The records below must be duplicated exactly, character for character.

Records to process
— START —

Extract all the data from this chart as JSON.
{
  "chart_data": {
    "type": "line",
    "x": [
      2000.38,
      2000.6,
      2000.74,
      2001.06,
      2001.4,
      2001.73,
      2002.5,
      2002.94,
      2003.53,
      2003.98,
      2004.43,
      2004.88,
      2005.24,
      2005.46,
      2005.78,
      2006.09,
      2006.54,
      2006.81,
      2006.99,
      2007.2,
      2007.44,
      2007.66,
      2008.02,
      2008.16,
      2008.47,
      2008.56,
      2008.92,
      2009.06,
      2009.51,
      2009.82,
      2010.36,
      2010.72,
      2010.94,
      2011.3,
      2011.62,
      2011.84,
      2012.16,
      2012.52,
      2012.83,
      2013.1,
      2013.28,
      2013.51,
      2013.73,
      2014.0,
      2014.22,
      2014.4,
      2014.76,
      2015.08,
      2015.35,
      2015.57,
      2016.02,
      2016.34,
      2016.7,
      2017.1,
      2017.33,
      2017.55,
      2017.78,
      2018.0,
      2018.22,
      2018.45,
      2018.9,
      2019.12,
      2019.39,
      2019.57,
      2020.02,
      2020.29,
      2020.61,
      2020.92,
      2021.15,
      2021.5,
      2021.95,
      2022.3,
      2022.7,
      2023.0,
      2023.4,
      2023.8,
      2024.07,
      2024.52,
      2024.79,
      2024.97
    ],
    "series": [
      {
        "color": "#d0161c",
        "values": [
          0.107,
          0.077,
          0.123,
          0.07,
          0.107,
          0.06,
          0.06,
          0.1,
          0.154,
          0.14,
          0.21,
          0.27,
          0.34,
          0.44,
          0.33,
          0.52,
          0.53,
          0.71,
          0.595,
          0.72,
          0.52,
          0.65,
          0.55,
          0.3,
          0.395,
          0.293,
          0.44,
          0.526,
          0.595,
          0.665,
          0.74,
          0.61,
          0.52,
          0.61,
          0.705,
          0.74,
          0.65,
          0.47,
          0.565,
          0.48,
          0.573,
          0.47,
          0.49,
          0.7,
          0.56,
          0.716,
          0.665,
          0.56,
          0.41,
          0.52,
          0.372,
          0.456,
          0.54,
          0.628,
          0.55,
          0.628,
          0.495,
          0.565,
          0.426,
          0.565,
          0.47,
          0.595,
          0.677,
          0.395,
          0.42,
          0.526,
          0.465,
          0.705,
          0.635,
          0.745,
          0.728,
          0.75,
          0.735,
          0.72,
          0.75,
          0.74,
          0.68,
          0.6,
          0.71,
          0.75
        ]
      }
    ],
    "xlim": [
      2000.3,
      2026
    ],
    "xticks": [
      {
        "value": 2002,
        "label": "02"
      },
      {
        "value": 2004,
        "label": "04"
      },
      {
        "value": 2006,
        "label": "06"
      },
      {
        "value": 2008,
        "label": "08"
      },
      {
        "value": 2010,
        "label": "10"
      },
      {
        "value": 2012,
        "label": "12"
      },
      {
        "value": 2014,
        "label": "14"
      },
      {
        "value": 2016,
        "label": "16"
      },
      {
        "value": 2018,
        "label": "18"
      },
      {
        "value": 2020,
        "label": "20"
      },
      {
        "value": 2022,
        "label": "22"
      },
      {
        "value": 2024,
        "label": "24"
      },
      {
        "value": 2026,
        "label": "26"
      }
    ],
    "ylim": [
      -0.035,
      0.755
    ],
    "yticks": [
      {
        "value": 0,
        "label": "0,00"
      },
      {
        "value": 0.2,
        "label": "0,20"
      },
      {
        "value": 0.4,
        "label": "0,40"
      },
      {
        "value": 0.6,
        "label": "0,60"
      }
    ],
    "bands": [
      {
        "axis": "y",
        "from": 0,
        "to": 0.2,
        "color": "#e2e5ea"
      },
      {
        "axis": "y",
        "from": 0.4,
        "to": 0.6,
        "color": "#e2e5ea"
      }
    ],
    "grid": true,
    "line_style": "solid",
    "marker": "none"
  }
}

— END —

Problem solution
Extract all the data from this chart as JSON.
{
  "chart_data": {
    "type": "line",
    "x": [
      2000.38,
      2000.6,
      2000.74,
      2001.06,
      2001.4,
      2001.73,
      2002.5,
      2002.94,
      2003.53,
      2003.98,
      2004.43,
      2004.88,
      2005.24,
      2005.46,
      2005.78,
      2006.09,
      2006.54,
      2006.81,
      2006.99,
      2007.2,
      2007.44,
      2007.66,
      2008.02,
      2008.16,
      2008.47,
      2008.56,
      2008.92,
      2009.06,
      2009.51,
      2009.82,
      2010.36,
      2010.72,
      2010.94,
      2011.3,
      2011.62,
      2011.84,
      2012.16,
      2012.52,
      2012.83,
      2013.1,
      2013.28,
      2013.51,
      2013.73,
      2014.0,
      2014.22,
      2014.4,
      2014.76,
      2015.08,
      2015.35,
      2015.57,
      2016.02,
      2016.34,
      2016.7,
      2017.1,
      2017.33,
      2017.55,
      2017.78,
      2018.0,
      2018.22,
      2018.45,
      2018.9,
      2019.12,
      2019.39,
      2019.57,
      2020.02,
      2020.29,
      2020.61,
      2020.92,
      2021.15,
      2021.5,
      2021.95,
      2022.3,
      2022.7,
      2023.0,
      2023.4,
      2023.8,
      2024.07,
      2024.52,
      2024.79,
      2024.97
    ],
    "series": [
      {
        "color": "#d0161c",
        "values": [
          0.107,
          0.077,
          0.123,
          0.07,
          0.107,
          0.06,
          0.06,
          0.1,
          0.154,
          0.14,
          0.21,
          0.27,
          0.34,
          0.44,
          0.33,
          0.52,
          0.53,
          0.71,
          0.595,
          0.72,
          0.52,
          0.65,
          0.55,
          0.3,
          0.395,
          0.293,
          0.44,
          0.526,
          0.595,
          0.665,
          0.74,
          0.61,
          0.52,
          0.61,
          0.705,
          0.74,
          0.65,
          0.47,
          0.565,
          0.48,
          0.573,
          0.47,
          0.49,
          0.7,
          0.56,
          0.716,
          0.665,
          0.56,
          0.41,
          0.52,
          0.372,
          0.456,
          0.54,
          0.628,
          0.55,
          0.628,
          0.495,
          0.565,
          0.426,
          0.565,
          0.47,
          0.595,
          0.677,
          0.395,
          0.42,
          0.526,
          0.465,
          0.705,
          0.635,
          0.745,
          0.728,
          0.75,
          0.735,
          0.72,
          0.75,
          0.74,
          0.68,
          0.6,
          0.71,
          0.75
        ]
      }
    ],
    "xlim": [
      2000.3,
      2026
    ],
    "xticks": [
      {
        "value": 2002,
        "label": "02"
      },
      {
        "value": 2004,
        "label": "04"
      },
      {
        "value": 2006,
        "label": "06"
      },
      {
        "value": 2008,
        "label": "08"
      },
      {
        "value": 2010,
        "label": "10"
      },
      {
        "value": 2012,
        "label": "12"
      },
      {
        "value": 2014,
        "label": "14"
      },
      {
        "value": 2016,
        "label": "16"
      },
      {
        "value": 2018,
        "label": "18"
      },
      {
        "value": 2020,
        "label": "20"
      },
      {
        "value": 2022,
        "label": "22"
      },
      {
        "value": 2024,
        "label": "24"
      },
      {
        "value": 2026,
        "label": "26"
      }
    ],
    "ylim": [
      -0.035,
      0.755
    ],
    "yticks": [
      {
        "value": 0,
        "label": "0,00"
      },
      {
        "value": 0.2,
        "label": "0,20"
      },
      {
        "value": 0.4,
        "label": "0,40"
      },
      {
        "value": 0.6,
        "label": "0,60"
      }
    ],
    "bands": [
      {
        "axis": "y",
        "from": 0,
        "to": 0.2,
        "color": "#e2e5ea"
      },
      {
        "axis": "y",
        "from": 0.4,
        "to": 0.6,
        "color": "#e2e5ea"
      }
    ],
    "grid": true,
    "line_style": "solid",
    "marker": "none"
  }
}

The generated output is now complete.